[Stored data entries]

-- start --

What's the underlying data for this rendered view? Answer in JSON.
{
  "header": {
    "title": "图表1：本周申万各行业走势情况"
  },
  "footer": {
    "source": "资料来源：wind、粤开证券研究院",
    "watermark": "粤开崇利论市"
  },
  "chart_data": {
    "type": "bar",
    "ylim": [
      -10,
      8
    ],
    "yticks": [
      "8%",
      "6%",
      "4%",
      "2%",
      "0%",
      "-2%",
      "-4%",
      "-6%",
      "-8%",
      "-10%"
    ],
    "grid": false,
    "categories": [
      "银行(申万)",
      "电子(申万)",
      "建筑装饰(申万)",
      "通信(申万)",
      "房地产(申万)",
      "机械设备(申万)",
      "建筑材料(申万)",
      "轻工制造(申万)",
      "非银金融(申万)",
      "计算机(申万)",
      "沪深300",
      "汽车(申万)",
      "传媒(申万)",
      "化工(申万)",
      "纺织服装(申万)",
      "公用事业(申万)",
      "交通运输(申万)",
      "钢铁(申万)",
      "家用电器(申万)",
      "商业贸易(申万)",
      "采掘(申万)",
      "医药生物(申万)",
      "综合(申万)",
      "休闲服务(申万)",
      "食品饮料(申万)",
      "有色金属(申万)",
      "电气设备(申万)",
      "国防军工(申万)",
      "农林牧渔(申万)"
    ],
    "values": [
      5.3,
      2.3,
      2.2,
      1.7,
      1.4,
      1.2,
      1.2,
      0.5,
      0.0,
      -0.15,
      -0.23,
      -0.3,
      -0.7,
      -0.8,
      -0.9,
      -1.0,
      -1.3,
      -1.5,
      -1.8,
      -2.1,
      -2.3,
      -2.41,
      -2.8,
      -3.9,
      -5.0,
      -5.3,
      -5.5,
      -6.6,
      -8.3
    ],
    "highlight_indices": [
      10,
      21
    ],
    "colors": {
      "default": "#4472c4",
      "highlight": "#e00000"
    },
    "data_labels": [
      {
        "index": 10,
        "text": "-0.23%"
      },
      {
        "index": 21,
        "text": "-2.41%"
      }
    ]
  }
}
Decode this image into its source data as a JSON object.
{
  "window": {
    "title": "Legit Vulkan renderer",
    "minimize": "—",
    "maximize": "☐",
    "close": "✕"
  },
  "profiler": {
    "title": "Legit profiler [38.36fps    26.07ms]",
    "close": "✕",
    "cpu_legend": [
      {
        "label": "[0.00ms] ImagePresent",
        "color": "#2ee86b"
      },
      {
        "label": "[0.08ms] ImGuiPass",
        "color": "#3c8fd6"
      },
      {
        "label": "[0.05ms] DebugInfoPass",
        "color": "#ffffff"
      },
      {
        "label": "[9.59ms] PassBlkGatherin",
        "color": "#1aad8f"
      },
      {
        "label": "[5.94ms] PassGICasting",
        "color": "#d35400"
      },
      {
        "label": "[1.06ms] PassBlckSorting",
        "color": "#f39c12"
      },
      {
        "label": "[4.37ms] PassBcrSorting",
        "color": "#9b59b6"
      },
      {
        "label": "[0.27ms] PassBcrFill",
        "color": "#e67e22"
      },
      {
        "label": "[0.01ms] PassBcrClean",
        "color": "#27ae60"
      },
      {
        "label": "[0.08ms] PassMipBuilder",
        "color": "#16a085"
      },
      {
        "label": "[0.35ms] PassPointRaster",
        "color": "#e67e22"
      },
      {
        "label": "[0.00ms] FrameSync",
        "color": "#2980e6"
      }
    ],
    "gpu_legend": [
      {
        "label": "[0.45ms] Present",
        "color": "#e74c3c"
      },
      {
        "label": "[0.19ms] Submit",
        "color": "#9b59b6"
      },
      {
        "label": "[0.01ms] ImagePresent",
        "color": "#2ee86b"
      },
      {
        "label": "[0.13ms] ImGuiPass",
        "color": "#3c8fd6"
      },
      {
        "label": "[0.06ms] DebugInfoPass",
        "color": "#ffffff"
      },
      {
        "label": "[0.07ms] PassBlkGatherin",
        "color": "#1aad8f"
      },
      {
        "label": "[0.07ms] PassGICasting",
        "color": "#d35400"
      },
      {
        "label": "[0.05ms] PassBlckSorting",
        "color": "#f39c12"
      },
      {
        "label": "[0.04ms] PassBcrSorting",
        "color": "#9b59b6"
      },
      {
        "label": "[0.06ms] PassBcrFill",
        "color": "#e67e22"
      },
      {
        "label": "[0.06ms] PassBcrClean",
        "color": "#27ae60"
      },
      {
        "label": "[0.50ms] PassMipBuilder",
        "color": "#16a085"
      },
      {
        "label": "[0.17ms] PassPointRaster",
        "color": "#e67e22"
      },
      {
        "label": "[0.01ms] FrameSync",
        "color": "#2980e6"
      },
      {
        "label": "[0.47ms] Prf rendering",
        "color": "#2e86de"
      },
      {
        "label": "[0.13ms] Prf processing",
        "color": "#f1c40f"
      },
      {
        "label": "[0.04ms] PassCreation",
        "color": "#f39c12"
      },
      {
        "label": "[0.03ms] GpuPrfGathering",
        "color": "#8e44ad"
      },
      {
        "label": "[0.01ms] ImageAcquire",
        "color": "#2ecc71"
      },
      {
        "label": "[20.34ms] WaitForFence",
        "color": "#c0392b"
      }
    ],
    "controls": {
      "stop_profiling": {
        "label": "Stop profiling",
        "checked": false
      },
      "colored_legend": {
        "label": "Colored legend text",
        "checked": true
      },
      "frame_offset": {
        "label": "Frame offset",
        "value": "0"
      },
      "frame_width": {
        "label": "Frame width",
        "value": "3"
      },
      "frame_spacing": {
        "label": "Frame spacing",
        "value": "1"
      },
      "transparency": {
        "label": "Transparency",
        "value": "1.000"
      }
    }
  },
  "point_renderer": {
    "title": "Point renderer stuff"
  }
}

-- end --

Please restate the whole listing word for word.

* THE RESULT:
What's the underlying data for this rendered view? Answer in JSON.
{
  "header": {
    "title": "图表1：本周申万各行业走势情况"
  },
  "footer": {
    "source": "资料来源：wind、粤开证券研究院",
    "watermark": "粤开崇利论市"
  },
  "chart_data": {
    "type": "bar",
    "ylim": [
      -10,
      8
    ],
    "yticks": [
      "8%",
      "6%",
      "4%",
      "2%",
      "0%",
      "-2%",
      "-4%",
      "-6%",
      "-8%",
      "-10%"
    ],
    "grid": false,
    "categories": [
      "银行(申万)",
      "电子(申万)",
      "建筑装饰(申万)",
      "通信(申万)",
      "房地产(申万)",
      "机械设备(申万)",
      "建筑材料(申万)",
      "轻工制造(申万)",
      "非银金融(申万)",
      "计算机(申万)",
      "沪深300",
      "汽车(申万)",
      "传媒(申万)",
      "化工(申万)",
      "纺织服装(申万)",
      "公用事业(申万)",
      "交通运输(申万)",
      "钢铁(申万)",
      "家用电器(申万)",
      "商业贸易(申万)",
      "采掘(申万)",
      "医药生物(申万)",
      "综合(申万)",
      "休闲服务(申万)",
      "食品饮料(申万)",
      "有色金属(申万)",
      "电气设备(申万)",
      "国防军工(申万)",
      "农林牧渔(申万)"
    ],
    "values": [
      5.3,
      2.3,
      2.2,
      1.7,
      1.4,
      1.2,
      1.2,
      0.5,
      0.0,
      -0.15,
      -0.23,
      -0.3,
      -0.7,
      -0.8,
      -0.9,
      -1.0,
      -1.3,
      -1.5,
      -1.8,
      -2.1,
      -2.3,
      -2.41,
      -2.8,
      -3.9,
      -5.0,
      -5.3,
      -5.5,
      -6.6,
      -8.3
    ],
    "highlight_indices": [
      10,
      21
    ],
    "colors": {
      "default": "#4472c4",
      "highlight": "#e00000"
    },
    "data_labels": [
      {
        "index": 10,
        "text": "-0.23%"
      },
      {
        "index": 21,
        "text": "-2.41%"
      }
    ]
  }
}
Decode this image into its source data as a JSON object.
{
  "window": {
    "title": "Legit Vulkan renderer",
    "minimize": "—",
    "maximize": "☐",
    "close": "✕"
  },
  "profiler": {
    "title": "Legit profiler [38.36fps    26.07ms]",
    "close": "✕",
    "cpu_legend": [
      {
        "label": "[0.00ms] ImagePresent",
        "color": "#2ee86b"
      },
      {
        "label": "[0.08ms] ImGuiPass",
        "color": "#3c8fd6"
      },
      {
        "label": "[0.05ms] DebugInfoPass",
        "color": "#ffffff"
      },
      {
        "label": "[9.59ms] PassBlkGatherin",
        "color": "#1aad8f"
      },
      {
        "label": "[5.94ms] PassGICasting",
        "color": "#d35400"
      },
      {
        "label": "[1.06ms] PassBlckSorting",
        "color": "#f39c12"
      },
      {
        "label": "[4.37ms] PassBcrSorting",
        "color": "#9b59b6"
      },
      {
        "label": "[0.27ms] PassBcrFill",
        "color": "#e67e22"
      },
      {
        "label": "[0.01ms] PassBcrClean",
        "color": "#27ae60"
      },
      {
        "label": "[0.08ms] PassMipBuilder",
        "color": "#16a085"
      },
      {
        "label": "[0.35ms] PassPointRaster",
        "color": "#e67e22"
      },
      {
        "label": "[0.00ms] FrameSync",
        "color": "#2980e6"
      }
    ],
    "gpu_legend": [
      {
        "label": "[0.45ms] Present",
        "color": "#e74c3c"
      },
      {
        "label": "[0.19ms] Submit",
        "color": "#9b59b6"
      },
      {
        "label": "[0.01ms] ImagePresent",
        "color": "#2ee86b"
      },
      {
        "label": "[0.13ms] ImGuiPass",
        "color": "#3c8fd6"
      },
      {
        "label": "[0.06ms] DebugInfoPass",
        "color": "#ffffff"
      },
      {
        "label": "[0.07ms] PassBlkGatherin",
        "color": "#1aad8f"
      },
      {
        "label": "[0.07ms] PassGICasting",
        "color": "#d35400"
      },
      {
        "label": "[0.05ms] PassBlckSorting",
        "color": "#f39c12"
      },
      {
        "label": "[0.04ms] PassBcrSorting",
        "color": "#9b59b6"
      },
      {
        "label": "[0.06ms] PassBcrFill",
        "color": "#e67e22"
      },
      {
        "label": "[0.06ms] PassBcrClean",
        "color": "#27ae60"
      },
      {
        "label": "[0.50ms] PassMipBuilder",
        "color": "#16a085"
      },
      {
        "label": "[0.17ms] PassPointRaster",
        "color": "#e67e22"
      },
      {
        "label": "[0.01ms] FrameSync",
        "color": "#2980e6"
      },
      {
        "label": "[0.47ms] Prf rendering",
        "color": "#2e86de"
      },
      {
        "label": "[0.13ms] Prf processing",
        "color": "#f1c40f"
      },
      {
        "label": "[0.04ms] PassCreation",
        "color": "#f39c12"
      },
      {
        "label": "[0.03ms] GpuPrfGathering",
        "color": "#8e44ad"
      },
      {
        "label": "[0.01ms] ImageAcquire",
        "color": "#2ecc71"
      },
      {
        "label": "[20.34ms] WaitForFence",
        "color": "#c0392b"
      }
    ],
    "controls": {
      "stop_profiling": {
        "label": "Stop profiling",
        "checked": false
      },
      "colored_legend": {
        "label": "Colored legend text",
        "checked": true
      },
      "frame_offset": {
        "label": "Frame offset",
        "value": "0"
      },
      "frame_width": {
        "label": "Frame width",
        "value": "3"
      },
      "frame_spacing": {
        "label": "Frame spacing",
        "value": "1"
      },
      "transparency": {
        "label": "Transparency",
        "value": "1.000"
      }
    }
  },
  "point_renderer": {
    "title": "Point renderer stuff"
  }
}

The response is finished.